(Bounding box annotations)
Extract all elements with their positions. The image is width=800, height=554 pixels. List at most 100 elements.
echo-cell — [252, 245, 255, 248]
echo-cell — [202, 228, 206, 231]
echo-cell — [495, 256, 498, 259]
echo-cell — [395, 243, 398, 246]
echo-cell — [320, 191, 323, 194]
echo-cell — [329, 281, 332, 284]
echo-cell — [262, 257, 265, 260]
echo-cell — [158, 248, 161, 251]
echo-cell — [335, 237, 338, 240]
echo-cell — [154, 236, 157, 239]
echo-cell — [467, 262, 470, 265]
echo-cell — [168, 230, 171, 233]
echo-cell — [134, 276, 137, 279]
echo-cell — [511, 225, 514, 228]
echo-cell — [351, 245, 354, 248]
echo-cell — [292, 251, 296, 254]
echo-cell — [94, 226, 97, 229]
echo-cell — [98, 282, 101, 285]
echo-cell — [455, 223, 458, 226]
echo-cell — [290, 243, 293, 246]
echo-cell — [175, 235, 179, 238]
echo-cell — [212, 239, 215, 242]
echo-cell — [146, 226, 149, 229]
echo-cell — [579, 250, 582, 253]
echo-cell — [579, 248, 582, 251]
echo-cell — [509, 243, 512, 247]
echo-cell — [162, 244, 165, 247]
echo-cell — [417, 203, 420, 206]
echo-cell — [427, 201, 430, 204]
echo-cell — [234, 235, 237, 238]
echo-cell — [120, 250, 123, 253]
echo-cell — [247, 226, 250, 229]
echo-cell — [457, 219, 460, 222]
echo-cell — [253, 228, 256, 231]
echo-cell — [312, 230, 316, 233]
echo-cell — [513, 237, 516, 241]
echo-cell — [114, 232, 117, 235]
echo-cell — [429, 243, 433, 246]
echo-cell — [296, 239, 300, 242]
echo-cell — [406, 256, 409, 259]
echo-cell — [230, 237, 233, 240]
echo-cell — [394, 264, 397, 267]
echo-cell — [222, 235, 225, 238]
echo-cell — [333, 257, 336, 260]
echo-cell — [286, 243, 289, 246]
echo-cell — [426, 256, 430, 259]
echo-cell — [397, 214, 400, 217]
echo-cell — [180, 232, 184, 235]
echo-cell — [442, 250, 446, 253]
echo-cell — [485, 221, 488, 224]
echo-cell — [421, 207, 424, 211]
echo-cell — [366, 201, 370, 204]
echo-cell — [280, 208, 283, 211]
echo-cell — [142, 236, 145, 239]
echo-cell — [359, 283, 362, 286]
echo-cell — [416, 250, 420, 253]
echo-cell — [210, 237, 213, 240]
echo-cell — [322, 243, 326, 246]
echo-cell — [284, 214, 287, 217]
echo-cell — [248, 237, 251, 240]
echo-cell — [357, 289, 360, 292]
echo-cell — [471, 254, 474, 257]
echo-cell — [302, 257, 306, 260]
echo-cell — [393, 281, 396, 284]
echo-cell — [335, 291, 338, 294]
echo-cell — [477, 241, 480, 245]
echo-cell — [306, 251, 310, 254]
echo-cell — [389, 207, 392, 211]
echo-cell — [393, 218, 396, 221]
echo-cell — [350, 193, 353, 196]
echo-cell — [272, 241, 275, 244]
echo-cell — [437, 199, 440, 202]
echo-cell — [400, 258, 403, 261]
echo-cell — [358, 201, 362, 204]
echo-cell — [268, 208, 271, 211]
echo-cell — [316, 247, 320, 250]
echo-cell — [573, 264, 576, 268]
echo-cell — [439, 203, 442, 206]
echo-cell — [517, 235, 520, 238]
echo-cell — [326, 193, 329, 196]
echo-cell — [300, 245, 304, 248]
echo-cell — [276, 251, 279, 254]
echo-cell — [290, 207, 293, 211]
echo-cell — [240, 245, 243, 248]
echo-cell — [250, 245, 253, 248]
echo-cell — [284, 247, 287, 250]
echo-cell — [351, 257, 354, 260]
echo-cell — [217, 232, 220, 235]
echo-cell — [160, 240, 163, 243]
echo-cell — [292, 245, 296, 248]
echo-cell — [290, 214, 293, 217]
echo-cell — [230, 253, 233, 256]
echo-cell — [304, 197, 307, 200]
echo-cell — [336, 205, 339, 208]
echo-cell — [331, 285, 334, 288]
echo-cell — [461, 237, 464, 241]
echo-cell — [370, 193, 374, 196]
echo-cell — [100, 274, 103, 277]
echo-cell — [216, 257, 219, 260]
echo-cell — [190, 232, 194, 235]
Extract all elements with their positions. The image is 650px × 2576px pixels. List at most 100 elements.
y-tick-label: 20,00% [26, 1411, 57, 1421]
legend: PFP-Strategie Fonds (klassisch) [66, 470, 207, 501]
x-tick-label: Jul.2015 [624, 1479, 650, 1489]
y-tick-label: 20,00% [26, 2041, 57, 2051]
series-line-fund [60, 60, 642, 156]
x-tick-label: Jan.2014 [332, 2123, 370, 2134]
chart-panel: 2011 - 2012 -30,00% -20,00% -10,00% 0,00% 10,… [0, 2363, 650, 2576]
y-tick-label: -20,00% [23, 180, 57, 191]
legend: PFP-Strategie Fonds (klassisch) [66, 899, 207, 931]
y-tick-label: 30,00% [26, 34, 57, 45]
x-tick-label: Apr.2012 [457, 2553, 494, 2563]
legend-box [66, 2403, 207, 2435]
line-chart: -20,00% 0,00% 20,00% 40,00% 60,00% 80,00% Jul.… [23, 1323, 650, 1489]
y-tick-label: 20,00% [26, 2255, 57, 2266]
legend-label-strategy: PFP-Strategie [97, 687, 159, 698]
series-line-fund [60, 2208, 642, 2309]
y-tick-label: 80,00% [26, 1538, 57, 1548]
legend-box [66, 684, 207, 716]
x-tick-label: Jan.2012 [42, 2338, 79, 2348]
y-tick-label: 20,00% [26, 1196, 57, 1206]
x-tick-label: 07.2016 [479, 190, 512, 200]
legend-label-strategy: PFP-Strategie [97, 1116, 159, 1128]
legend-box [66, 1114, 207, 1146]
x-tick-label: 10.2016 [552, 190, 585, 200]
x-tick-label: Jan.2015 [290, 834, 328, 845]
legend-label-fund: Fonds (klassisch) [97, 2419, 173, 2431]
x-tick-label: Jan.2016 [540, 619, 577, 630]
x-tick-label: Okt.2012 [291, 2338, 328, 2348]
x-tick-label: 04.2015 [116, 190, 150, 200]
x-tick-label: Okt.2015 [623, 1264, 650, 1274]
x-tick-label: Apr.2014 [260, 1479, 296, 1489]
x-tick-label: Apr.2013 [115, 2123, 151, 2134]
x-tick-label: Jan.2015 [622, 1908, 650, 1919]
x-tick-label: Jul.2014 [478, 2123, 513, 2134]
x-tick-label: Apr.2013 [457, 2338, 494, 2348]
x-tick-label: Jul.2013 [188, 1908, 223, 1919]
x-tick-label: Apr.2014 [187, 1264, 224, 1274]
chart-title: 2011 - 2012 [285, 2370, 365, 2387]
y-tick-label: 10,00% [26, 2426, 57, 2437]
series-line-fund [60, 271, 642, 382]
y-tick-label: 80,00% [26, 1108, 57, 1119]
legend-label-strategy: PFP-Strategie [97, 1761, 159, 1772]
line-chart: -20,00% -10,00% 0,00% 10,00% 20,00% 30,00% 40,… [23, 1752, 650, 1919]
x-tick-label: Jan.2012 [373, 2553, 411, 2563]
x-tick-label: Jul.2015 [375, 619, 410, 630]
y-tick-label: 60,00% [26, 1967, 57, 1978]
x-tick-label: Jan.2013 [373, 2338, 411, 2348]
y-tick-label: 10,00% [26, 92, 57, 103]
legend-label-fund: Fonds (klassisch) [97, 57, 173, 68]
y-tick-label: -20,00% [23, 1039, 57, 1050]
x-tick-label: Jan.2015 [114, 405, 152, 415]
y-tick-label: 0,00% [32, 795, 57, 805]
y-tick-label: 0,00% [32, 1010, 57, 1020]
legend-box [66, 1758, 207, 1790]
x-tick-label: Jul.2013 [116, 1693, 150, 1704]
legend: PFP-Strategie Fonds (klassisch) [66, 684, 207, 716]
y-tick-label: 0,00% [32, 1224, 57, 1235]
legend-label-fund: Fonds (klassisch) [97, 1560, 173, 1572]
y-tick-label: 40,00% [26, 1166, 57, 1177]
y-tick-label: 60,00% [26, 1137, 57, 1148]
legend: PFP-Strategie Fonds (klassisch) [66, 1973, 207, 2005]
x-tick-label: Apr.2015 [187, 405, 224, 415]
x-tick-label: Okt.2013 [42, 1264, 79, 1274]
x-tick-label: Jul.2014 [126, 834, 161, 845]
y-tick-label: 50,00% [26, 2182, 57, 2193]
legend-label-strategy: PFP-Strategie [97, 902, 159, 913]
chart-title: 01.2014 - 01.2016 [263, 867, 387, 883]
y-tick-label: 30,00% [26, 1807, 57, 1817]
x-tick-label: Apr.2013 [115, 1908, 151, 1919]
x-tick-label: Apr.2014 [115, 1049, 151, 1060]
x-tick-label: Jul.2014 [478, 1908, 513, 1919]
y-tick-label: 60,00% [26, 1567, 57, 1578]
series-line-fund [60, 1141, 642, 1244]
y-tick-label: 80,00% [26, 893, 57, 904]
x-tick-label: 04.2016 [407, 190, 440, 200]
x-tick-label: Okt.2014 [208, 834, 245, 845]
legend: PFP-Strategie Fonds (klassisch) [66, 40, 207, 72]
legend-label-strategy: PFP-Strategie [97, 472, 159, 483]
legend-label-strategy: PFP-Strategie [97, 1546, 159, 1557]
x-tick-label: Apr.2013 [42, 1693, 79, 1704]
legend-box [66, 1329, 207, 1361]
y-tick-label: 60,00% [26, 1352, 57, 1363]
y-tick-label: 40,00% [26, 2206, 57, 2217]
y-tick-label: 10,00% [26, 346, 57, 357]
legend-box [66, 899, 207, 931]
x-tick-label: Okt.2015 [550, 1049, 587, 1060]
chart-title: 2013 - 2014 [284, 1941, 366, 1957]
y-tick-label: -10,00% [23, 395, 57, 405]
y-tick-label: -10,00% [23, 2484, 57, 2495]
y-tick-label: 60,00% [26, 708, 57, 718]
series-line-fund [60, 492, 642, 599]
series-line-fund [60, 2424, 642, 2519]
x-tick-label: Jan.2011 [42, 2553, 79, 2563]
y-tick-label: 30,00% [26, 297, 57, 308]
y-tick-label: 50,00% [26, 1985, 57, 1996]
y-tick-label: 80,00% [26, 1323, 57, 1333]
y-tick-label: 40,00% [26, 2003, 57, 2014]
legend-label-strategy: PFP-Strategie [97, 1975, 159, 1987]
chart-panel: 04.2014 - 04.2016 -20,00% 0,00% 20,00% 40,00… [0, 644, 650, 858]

What the task requires:
Rewrite as a numbered list the items from the start of the items through the line that contains "echo-cell — [262, 257, 265, 260]", both ends included and any blank lines left out.

Correct answer:
1. Extract all elements with their positions. The image is width=800, height=554 pixels. List at most 100 elements.
2. echo-cell — [252, 245, 255, 248]
3. echo-cell — [202, 228, 206, 231]
4. echo-cell — [495, 256, 498, 259]
5. echo-cell — [395, 243, 398, 246]
6. echo-cell — [320, 191, 323, 194]
7. echo-cell — [329, 281, 332, 284]
8. echo-cell — [262, 257, 265, 260]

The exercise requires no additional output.